**THE REQUEST:** Please rename every "menu-item" in the data listing below to "menu-entry", and leave everything else unchanged.

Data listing

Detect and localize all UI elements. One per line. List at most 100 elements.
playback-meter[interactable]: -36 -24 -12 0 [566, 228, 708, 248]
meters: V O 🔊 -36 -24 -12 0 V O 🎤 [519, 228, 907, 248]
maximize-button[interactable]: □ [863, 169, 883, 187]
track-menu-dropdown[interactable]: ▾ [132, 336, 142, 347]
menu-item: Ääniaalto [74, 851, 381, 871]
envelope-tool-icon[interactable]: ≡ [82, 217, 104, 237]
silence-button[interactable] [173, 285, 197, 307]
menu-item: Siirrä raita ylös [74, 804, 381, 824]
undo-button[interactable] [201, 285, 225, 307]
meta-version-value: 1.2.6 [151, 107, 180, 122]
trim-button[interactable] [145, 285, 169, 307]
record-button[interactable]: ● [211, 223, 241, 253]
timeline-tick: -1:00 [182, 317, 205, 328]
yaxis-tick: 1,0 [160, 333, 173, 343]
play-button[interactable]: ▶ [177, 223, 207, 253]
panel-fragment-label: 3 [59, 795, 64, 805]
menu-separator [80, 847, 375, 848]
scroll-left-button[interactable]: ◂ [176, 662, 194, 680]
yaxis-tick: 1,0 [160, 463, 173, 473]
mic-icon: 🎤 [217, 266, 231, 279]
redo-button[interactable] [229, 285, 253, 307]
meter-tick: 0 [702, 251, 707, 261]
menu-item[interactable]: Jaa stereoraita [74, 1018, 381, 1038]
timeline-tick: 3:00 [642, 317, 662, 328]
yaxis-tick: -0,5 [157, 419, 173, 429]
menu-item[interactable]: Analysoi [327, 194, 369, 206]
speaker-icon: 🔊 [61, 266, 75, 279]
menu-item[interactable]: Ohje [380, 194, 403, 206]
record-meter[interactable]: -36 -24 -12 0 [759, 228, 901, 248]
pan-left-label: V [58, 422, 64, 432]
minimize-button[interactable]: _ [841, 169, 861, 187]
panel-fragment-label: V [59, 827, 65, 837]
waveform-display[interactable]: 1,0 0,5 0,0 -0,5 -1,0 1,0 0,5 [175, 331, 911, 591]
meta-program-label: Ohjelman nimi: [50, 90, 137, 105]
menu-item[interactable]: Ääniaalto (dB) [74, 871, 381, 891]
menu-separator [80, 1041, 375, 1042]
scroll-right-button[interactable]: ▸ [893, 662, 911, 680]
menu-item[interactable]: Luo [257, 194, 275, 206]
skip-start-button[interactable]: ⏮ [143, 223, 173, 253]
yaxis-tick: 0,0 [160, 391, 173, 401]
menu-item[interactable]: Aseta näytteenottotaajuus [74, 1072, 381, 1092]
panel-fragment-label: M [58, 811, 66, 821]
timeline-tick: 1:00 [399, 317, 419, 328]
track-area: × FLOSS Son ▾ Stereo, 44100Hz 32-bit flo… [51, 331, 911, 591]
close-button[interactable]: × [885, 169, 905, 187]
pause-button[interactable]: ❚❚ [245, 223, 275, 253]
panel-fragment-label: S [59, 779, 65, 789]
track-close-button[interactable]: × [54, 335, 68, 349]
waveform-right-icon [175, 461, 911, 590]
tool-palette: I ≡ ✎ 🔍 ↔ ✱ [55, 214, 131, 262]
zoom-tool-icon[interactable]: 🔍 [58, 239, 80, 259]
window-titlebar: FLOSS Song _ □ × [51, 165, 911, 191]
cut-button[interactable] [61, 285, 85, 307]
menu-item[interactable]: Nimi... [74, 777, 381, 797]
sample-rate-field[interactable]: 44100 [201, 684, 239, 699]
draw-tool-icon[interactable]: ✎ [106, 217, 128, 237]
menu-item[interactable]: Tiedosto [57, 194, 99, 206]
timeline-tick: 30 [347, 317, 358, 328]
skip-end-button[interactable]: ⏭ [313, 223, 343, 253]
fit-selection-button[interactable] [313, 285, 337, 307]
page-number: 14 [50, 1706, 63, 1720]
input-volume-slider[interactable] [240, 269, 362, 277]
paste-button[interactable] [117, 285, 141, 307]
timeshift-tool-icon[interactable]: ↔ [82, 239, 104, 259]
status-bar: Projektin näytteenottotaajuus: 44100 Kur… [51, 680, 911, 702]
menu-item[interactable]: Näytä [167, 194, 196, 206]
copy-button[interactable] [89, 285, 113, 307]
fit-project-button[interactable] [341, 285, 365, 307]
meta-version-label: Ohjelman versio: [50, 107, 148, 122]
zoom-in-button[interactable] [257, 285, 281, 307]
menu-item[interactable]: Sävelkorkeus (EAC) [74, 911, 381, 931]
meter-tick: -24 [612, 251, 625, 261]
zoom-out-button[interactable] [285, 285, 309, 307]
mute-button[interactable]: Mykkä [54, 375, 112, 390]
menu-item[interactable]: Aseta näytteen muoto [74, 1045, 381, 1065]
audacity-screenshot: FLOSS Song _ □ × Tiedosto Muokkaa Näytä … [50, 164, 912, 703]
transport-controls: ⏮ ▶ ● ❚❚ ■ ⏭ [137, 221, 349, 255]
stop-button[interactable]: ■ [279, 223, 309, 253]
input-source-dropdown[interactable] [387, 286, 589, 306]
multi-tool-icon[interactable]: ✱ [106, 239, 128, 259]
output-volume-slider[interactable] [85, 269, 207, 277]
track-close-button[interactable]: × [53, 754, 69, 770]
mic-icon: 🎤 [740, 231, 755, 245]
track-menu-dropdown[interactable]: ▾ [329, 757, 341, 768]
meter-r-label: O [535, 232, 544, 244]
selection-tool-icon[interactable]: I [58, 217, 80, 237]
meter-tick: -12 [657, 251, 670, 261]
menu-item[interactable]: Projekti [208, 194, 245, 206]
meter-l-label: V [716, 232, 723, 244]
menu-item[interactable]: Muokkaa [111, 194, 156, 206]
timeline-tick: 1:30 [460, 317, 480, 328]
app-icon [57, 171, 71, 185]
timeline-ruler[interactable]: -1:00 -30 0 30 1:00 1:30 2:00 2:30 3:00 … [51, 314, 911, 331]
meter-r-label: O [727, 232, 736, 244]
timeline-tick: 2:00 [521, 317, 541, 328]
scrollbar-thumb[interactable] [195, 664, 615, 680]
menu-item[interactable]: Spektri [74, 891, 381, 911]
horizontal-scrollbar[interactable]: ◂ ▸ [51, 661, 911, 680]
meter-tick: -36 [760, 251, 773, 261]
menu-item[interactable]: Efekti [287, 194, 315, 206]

**EXERCISE RESPONSE:**
Detect and localize all UI elements. One per line. List at most 100 elements.
playback-meter[interactable]: -36 -24 -12 0 [566, 228, 708, 248]
meters: V O 🔊 -36 -24 -12 0 V O 🎤 [519, 228, 907, 248]
maximize-button[interactable]: □ [863, 169, 883, 187]
track-menu-dropdown[interactable]: ▾ [132, 336, 142, 347]
menu-entry: Ääniaalto [74, 851, 381, 871]
envelope-tool-icon[interactable]: ≡ [82, 217, 104, 237]
silence-button[interactable] [173, 285, 197, 307]
menu-entry: Siirrä raita ylös [74, 804, 381, 824]
undo-button[interactable] [201, 285, 225, 307]
meta-version-value: 1.2.6 [151, 107, 180, 122]
trim-button[interactable] [145, 285, 169, 307]
record-button[interactable]: ● [211, 223, 241, 253]
timeline-tick: -1:00 [182, 317, 205, 328]
yaxis-tick: 1,0 [160, 333, 173, 343]
play-button[interactable]: ▶ [177, 223, 207, 253]
panel-fragment-label: 3 [59, 795, 64, 805]
menu-separator [80, 847, 375, 848]
scroll-left-button[interactable]: ◂ [176, 662, 194, 680]
yaxis-tick: 1,0 [160, 463, 173, 473]
mic-icon: 🎤 [217, 266, 231, 279]
redo-button[interactable] [229, 285, 253, 307]
meter-tick: 0 [702, 251, 707, 261]
menu-entry[interactable]: Jaa stereoraita [74, 1018, 381, 1038]
timeline-tick: 3:00 [642, 317, 662, 328]
yaxis-tick: -0,5 [157, 419, 173, 429]
menu-entry[interactable]: Analysoi [327, 194, 369, 206]
speaker-icon: 🔊 [61, 266, 75, 279]
menu-entry[interactable]: Ohje [380, 194, 403, 206]
record-meter[interactable]: -36 -24 -12 0 [759, 228, 901, 248]
pan-left-label: V [58, 422, 64, 432]
minimize-button[interactable]: _ [841, 169, 861, 187]
panel-fragment-label: V [59, 827, 65, 837]
waveform-display[interactable]: 1,0 0,5 0,0 -0,5 -1,0 1,0 0,5 [175, 331, 911, 591]
meta-program-label: Ohjelman nimi: [50, 90, 137, 105]
menu-entry[interactable]: Ääniaalto (dB) [74, 871, 381, 891]
menu-separator [80, 1041, 375, 1042]
scroll-right-button[interactable]: ▸ [893, 662, 911, 680]
menu-entry[interactable]: Luo [257, 194, 275, 206]
skip-start-button[interactable]: ⏮ [143, 223, 173, 253]
yaxis-tick: 0,0 [160, 391, 173, 401]
menu-entry[interactable]: Aseta näytteenottotaajuus [74, 1072, 381, 1092]
panel-fragment-label: M [58, 811, 66, 821]
timeline-tick: 1:00 [399, 317, 419, 328]
track-area: × FLOSS Son ▾ Stereo, 44100Hz 32-bit flo… [51, 331, 911, 591]
close-button[interactable]: × [885, 169, 905, 187]
pause-button[interactable]: ❚❚ [245, 223, 275, 253]
panel-fragment-label: S [59, 779, 65, 789]
track-close-button[interactable]: × [54, 335, 68, 349]
waveform-right-icon [175, 461, 911, 590]
tool-palette: I ≡ ✎ 🔍 ↔ ✱ [55, 214, 131, 262]
zoom-tool-icon[interactable]: 🔍 [58, 239, 80, 259]
window-titlebar: FLOSS Song _ □ × [51, 165, 911, 191]
cut-button[interactable] [61, 285, 85, 307]
menu-entry[interactable]: Nimi... [74, 777, 381, 797]
sample-rate-field[interactable]: 44100 [201, 684, 239, 699]
draw-tool-icon[interactable]: ✎ [106, 217, 128, 237]
menu-entry[interactable]: Tiedosto [57, 194, 99, 206]
timeline-tick: 30 [347, 317, 358, 328]
skip-end-button[interactable]: ⏭ [313, 223, 343, 253]
fit-selection-button[interactable] [313, 285, 337, 307]
page-number: 14 [50, 1706, 63, 1720]
input-volume-slider[interactable] [240, 269, 362, 277]
paste-button[interactable] [117, 285, 141, 307]
timeshift-tool-icon[interactable]: ↔ [82, 239, 104, 259]
status-bar: Projektin näytteenottotaajuus: 44100 Kur… [51, 680, 911, 702]
menu-entry[interactable]: Näytä [167, 194, 196, 206]
copy-button[interactable] [89, 285, 113, 307]
fit-project-button[interactable] [341, 285, 365, 307]
meta-version-label: Ohjelman versio: [50, 107, 148, 122]
zoom-in-button[interactable] [257, 285, 281, 307]
menu-entry[interactable]: Sävelkorkeus (EAC) [74, 911, 381, 931]
meter-tick: -24 [612, 251, 625, 261]
zoom-out-button[interactable] [285, 285, 309, 307]
mute-button[interactable]: Mykkä [54, 375, 112, 390]
menu-entry[interactable]: Aseta näytteen muoto [74, 1045, 381, 1065]
audacity-screenshot: FLOSS Song _ □ × Tiedosto Muokkaa Näytä … [50, 164, 912, 703]
transport-controls: ⏮ ▶ ● ❚❚ ■ ⏭ [137, 221, 349, 255]
stop-button[interactable]: ■ [279, 223, 309, 253]
input-source-dropdown[interactable] [387, 286, 589, 306]
multi-tool-icon[interactable]: ✱ [106, 239, 128, 259]
output-volume-slider[interactable] [85, 269, 207, 277]
track-close-button[interactable]: × [53, 754, 69, 770]
mic-icon: 🎤 [740, 231, 755, 245]
track-menu-dropdown[interactable]: ▾ [329, 757, 341, 768]
meter-r-label: O [535, 232, 544, 244]
selection-tool-icon[interactable]: I [58, 217, 80, 237]
meter-tick: -12 [657, 251, 670, 261]
menu-entry[interactable]: Projekti [208, 194, 245, 206]
meter-l-label: V [716, 232, 723, 244]
menu-entry[interactable]: Muokkaa [111, 194, 156, 206]
timeline-tick: 1:30 [460, 317, 480, 328]
app-icon [57, 171, 71, 185]
timeline-ruler[interactable]: -1:00 -30 0 30 1:00 1:30 2:00 2:30 3:00 … [51, 314, 911, 331]
meter-r-label: O [727, 232, 736, 244]
timeline-tick: 2:00 [521, 317, 541, 328]
scrollbar-thumb[interactable] [195, 664, 615, 680]
menu-entry[interactable]: Spektri [74, 891, 381, 911]
horizontal-scrollbar[interactable]: ◂ ▸ [51, 661, 911, 680]
meter-tick: -36 [760, 251, 773, 261]
menu-entry[interactable]: Efekti [287, 194, 315, 206]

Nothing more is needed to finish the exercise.